- WRITTEN TASK
Using the data below, gather each line that includes the word "important".

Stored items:
□ □ □ □ □ □ □

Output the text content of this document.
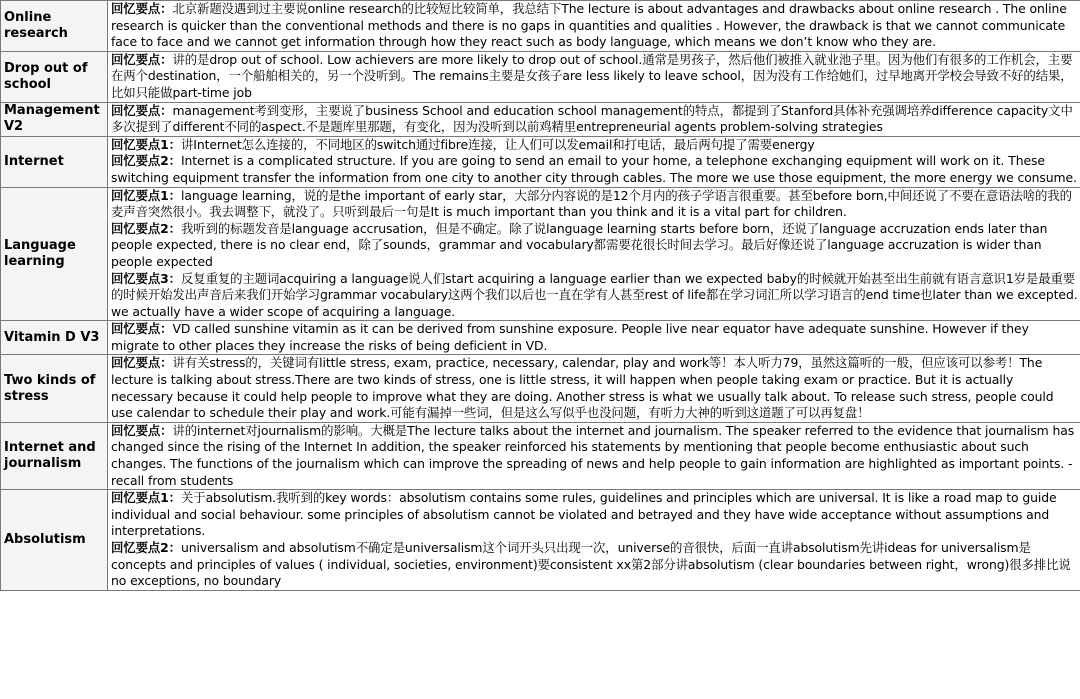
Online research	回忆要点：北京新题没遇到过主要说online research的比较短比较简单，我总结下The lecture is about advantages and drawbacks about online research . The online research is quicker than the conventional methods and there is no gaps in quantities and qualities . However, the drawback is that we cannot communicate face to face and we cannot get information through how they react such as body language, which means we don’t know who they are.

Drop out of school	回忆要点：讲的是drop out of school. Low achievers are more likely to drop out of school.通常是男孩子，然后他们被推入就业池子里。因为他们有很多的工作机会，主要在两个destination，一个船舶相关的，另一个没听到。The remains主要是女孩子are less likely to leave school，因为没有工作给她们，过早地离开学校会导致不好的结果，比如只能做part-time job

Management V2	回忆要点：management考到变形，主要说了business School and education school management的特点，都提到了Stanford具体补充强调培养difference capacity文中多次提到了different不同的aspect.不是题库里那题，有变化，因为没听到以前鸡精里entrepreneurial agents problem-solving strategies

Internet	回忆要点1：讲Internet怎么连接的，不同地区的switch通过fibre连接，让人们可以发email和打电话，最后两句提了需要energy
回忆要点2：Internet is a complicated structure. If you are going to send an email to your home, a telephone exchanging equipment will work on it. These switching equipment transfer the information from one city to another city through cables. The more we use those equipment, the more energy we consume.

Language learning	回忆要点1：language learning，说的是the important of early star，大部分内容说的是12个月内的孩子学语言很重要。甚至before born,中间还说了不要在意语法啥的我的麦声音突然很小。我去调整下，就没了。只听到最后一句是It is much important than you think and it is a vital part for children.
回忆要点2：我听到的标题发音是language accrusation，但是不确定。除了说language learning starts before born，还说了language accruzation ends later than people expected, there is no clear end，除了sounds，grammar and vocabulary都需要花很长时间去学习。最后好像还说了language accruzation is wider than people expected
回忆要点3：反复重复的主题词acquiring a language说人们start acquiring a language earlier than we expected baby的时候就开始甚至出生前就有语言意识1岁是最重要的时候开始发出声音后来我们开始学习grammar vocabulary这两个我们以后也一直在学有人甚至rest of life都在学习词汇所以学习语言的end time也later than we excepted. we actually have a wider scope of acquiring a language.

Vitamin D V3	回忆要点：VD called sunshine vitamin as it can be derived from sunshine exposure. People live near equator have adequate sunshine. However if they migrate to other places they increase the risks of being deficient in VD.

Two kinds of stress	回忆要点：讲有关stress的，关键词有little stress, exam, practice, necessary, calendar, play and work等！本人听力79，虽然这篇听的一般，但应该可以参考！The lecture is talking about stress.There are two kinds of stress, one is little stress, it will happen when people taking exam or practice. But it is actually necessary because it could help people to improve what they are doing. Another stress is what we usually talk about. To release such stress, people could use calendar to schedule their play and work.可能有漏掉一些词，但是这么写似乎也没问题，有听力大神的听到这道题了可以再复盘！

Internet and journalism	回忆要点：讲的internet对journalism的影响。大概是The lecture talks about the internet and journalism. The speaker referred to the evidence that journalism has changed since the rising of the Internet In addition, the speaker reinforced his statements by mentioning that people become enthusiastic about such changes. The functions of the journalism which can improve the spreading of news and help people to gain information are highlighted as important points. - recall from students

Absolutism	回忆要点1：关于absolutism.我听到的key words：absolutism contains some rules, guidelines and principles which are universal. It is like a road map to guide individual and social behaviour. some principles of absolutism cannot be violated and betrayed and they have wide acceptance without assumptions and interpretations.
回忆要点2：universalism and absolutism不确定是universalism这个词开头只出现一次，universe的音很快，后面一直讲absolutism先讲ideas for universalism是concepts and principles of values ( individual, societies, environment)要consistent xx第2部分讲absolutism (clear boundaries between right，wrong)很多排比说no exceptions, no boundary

□ □ □ □ □ □ □

- TASK ANSWER
Language learning	回忆要点1：language learning，说的是the important of early star，大部分内容说的是12个月内的孩子学语言很重要。甚至before born,中间还说了不要在意语法啥的我的麦声音突然很小。我去调整下，就没了。只听到最后一句是It is much important than you think and it is a vital part for children.
Internet and journalism	回忆要点：讲的internet对journalism的影响。大概是The lecture talks about the internet and journalism. The speaker referred to the evidence that journalism has changed since the rising of the Internet In addition, the speaker reinforced his statements by mentioning that people become enthusiastic about such changes. The functions of the journalism which can improve the spreading of news and help people to gain information are highlighted as important points. - recall from students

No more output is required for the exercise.